## Start

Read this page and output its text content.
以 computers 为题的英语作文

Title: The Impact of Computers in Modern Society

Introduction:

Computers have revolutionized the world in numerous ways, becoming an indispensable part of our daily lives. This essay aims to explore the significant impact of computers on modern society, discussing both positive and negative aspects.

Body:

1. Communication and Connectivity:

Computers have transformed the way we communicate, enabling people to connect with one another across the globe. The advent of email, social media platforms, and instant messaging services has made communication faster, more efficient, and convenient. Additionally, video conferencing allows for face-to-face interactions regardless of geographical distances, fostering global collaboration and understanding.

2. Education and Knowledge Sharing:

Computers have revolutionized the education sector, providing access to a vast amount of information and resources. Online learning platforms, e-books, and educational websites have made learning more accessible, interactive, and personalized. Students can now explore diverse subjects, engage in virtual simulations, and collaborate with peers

## End

SET TASK: Reproduce the records above exactly.

RESULT OF THE TASK:
Read this page and output its text content.
以 computers 为题的英语作文

Title: The Impact of Computers in Modern Society

Introduction:

Computers have revolutionized the world in numerous ways, becoming an indispensable part of our daily lives. This essay aims to explore the significant impact of computers on modern society, discussing both positive and negative aspects.

Body:

1. Communication and Connectivity:

Computers have transformed the way we communicate, enabling people to connect with one another across the globe. The advent of email, social media platforms, and instant messaging services has made communication faster, more efficient, and convenient. Additionally, video conferencing allows for face-to-face interactions regardless of geographical distances, fostering global collaboration and understanding.

2. Education and Knowledge Sharing:

Computers have revolutionized the education sector, providing access to a vast amount of information and resources. Online learning platforms, e-books, and educational websites have made learning more accessible, interactive, and personalized. Students can now explore diverse subjects, engage in virtual simulations, and collaborate with peers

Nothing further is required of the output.